## THE PROBLEM
Extract every line below, verbatim.

Items listed in a dataset:
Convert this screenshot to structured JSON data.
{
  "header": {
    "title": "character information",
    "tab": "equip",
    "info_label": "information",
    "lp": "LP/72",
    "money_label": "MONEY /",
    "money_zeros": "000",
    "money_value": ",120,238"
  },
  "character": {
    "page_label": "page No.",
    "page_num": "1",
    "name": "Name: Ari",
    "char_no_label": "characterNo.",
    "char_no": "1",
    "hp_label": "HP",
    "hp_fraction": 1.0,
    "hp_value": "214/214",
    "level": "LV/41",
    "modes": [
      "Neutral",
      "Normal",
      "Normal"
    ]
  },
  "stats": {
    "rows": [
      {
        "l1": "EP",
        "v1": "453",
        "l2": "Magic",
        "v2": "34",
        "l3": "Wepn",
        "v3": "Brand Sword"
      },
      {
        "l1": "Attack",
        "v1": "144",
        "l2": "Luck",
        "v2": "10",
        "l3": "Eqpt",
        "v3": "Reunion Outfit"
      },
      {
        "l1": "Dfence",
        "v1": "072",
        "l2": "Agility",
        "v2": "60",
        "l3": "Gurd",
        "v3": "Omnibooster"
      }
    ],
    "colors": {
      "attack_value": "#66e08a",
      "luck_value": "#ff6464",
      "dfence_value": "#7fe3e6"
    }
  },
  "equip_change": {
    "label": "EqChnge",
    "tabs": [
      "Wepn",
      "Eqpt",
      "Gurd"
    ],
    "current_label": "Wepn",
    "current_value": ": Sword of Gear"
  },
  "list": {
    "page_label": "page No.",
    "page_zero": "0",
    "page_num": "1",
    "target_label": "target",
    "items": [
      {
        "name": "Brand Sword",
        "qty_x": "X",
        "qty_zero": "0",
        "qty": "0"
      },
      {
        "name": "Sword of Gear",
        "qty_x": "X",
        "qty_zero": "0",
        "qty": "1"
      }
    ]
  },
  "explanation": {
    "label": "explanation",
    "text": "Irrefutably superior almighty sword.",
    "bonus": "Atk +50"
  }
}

## SOLUTION FOR THIS TASK
Convert this screenshot to structured JSON data.
{
  "header": {
    "title": "character information",
    "tab": "equip",
    "info_label": "information",
    "lp": "LP/72",
    "money_label": "MONEY /",
    "money_zeros": "000",
    "money_value": ",120,238"
  },
  "character": {
    "page_label": "page No.",
    "page_num": "1",
    "name": "Name: Ari",
    "char_no_label": "characterNo.",
    "char_no": "1",
    "hp_label": "HP",
    "hp_fraction": 1.0,
    "hp_value": "214/214",
    "level": "LV/41",
    "modes": [
      "Neutral",
      "Normal",
      "Normal"
    ]
  },
  "stats": {
    "rows": [
      {
        "l1": "EP",
        "v1": "453",
        "l2": "Magic",
        "v2": "34",
        "l3": "Wepn",
        "v3": "Brand Sword"
      },
      {
        "l1": "Attack",
        "v1": "144",
        "l2": "Luck",
        "v2": "10",
        "l3": "Eqpt",
        "v3": "Reunion Outfit"
      },
      {
        "l1": "Dfence",
        "v1": "072",
        "l2": "Agility",
        "v2": "60",
        "l3": "Gurd",
        "v3": "Omnibooster"
      }
    ],
    "colors": {
      "attack_value": "#66e08a",
      "luck_value": "#ff6464",
      "dfence_value": "#7fe3e6"
    }
  },
  "equip_change": {
    "label": "EqChnge",
    "tabs": [
      "Wepn",
      "Eqpt",
      "Gurd"
    ],
    "current_label": "Wepn",
    "current_value": ": Sword of Gear"
  },
  "list": {
    "page_label": "page No.",
    "page_zero": "0",
    "page_num": "1",
    "target_label": "target",
    "items": [
      {
        "name": "Brand Sword",
        "qty_x": "X",
        "qty_zero": "0",
        "qty": "0"
      },
      {
        "name": "Sword of Gear",
        "qty_x": "X",
        "qty_zero": "0",
        "qty": "1"
      }
    ]
  },
  "explanation": {
    "label": "explanation",
    "text": "Irrefutably superior almighty sword.",
    "bonus": "Atk +50"
  }
}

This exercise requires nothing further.